TO BE DONE:
Return each line of the listing below, unchanged, and omit the images.

RECORDS FOR THE TASK:
------------------------

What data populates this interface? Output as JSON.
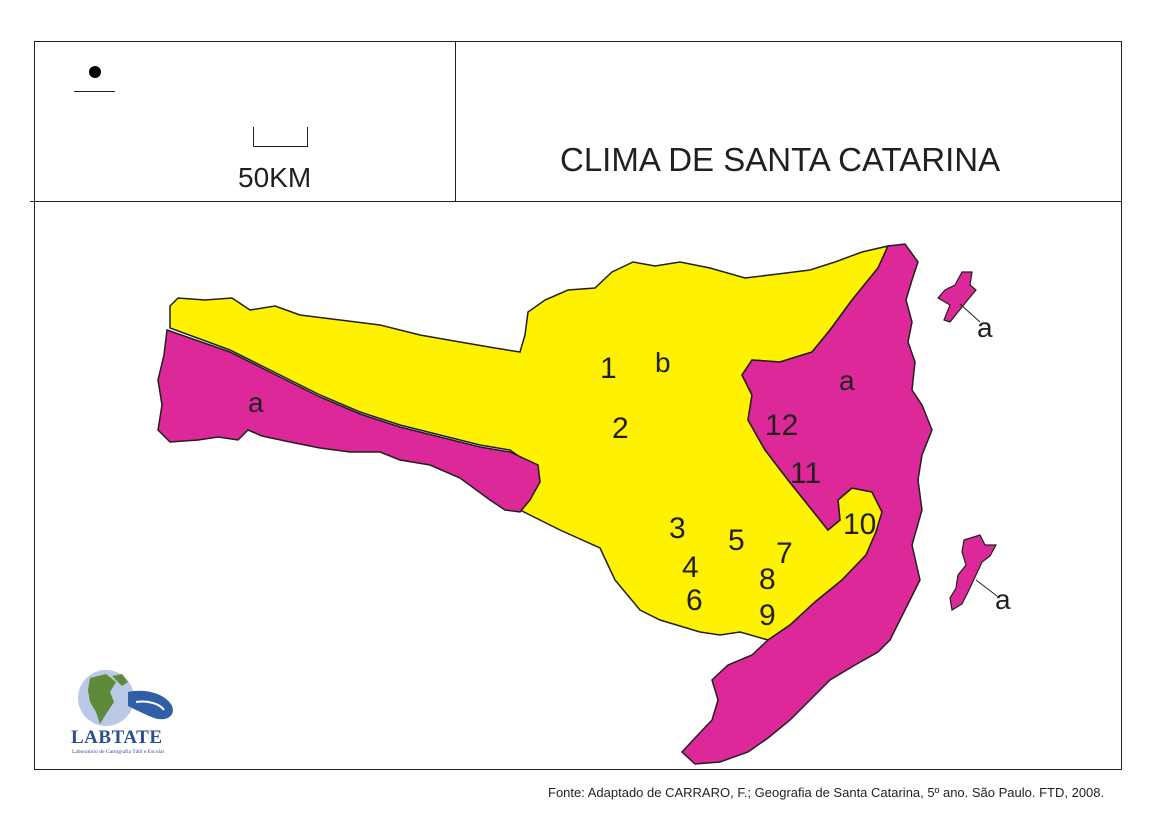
{
  "header": {
    "title": "CLIMA DE SANTA CATARINA",
    "scale_label": "50KM"
  },
  "map": {
    "colors": {
      "zone_a": "#dc2898",
      "zone_b": "#fff200",
      "outline": "#231f20"
    },
    "zone_labels": {
      "a_west": "a",
      "a_east": "a",
      "a_island_north": "a",
      "a_island_south": "a",
      "b": "b"
    },
    "place_numbers": [
      "1",
      "2",
      "3",
      "4",
      "5",
      "6",
      "7",
      "8",
      "9",
      "10",
      "11",
      "12"
    ]
  },
  "logo": {
    "name": "LABTATE",
    "subtitle": "Laboratório de Cartografia Tátil e Escolar"
  },
  "footer": {
    "source": "Fonte: Adaptado de CARRARO, F.; Geografia de Santa Catarina, 5º ano. São Paulo. FTD, 2008."
  }
}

------------------------

COMPLETED TASK:
What data populates this interface? Output as JSON.
{
  "header": {
    "title": "CLIMA DE SANTA CATARINA",
    "scale_label": "50KM"
  },
  "map": {
    "colors": {
      "zone_a": "#dc2898",
      "zone_b": "#fff200",
      "outline": "#231f20"
    },
    "zone_labels": {
      "a_west": "a",
      "a_east": "a",
      "a_island_north": "a",
      "a_island_south": "a",
      "b": "b"
    },
    "place_numbers": [
      "1",
      "2",
      "3",
      "4",
      "5",
      "6",
      "7",
      "8",
      "9",
      "10",
      "11",
      "12"
    ]
  },
  "logo": {
    "name": "LABTATE",
    "subtitle": "Laboratório de Cartografia Tátil e Escolar"
  },
  "footer": {
    "source": "Fonte: Adaptado de CARRARO, F.; Geografia de Santa Catarina, 5º ano. São Paulo. FTD, 2008."
  }
}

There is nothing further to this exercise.